**Material shown:**

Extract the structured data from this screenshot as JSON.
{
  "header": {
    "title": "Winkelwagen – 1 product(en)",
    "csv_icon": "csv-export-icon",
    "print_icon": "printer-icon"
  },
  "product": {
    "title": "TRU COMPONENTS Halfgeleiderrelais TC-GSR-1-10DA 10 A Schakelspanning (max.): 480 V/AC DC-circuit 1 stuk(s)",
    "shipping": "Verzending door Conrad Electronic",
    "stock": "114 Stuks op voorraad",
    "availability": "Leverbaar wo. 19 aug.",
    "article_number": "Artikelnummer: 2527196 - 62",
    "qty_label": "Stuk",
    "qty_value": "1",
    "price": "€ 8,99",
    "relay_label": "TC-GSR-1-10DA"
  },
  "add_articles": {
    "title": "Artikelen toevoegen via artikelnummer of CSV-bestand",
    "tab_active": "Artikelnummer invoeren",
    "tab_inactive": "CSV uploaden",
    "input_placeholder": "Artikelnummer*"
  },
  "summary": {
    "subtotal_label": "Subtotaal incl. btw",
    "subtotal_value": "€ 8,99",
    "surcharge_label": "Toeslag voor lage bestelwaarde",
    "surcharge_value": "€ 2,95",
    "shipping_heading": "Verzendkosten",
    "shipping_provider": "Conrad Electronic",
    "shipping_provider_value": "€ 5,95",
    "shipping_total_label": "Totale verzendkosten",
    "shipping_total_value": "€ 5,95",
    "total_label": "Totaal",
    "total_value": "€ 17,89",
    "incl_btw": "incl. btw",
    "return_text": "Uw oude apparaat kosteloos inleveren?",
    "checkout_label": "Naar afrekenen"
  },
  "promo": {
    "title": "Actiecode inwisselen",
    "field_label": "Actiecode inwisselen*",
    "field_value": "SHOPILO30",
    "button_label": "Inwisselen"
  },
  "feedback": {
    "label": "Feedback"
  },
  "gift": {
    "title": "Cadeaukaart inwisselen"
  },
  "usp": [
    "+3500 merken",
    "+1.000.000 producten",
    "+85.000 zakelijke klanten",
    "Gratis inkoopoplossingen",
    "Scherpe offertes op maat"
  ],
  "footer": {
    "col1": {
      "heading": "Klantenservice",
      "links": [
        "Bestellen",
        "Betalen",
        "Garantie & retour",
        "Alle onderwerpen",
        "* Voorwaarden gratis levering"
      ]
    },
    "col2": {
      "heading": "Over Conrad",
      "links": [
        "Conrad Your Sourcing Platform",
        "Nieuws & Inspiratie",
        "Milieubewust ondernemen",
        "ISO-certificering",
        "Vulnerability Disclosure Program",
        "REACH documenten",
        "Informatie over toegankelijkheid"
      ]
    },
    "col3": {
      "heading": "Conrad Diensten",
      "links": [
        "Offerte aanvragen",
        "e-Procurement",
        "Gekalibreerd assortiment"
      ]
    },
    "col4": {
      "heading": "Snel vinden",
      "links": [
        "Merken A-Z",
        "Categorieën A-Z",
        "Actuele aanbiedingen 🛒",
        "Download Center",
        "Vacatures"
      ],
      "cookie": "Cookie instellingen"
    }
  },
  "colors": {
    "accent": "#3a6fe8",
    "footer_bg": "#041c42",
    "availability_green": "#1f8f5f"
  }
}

**Given task:** Return every line holding the word "incl" from the records.

**The reply:**
    "subtotal_label": "Subtotaal incl. btw",
    "incl_btw": "incl. btw",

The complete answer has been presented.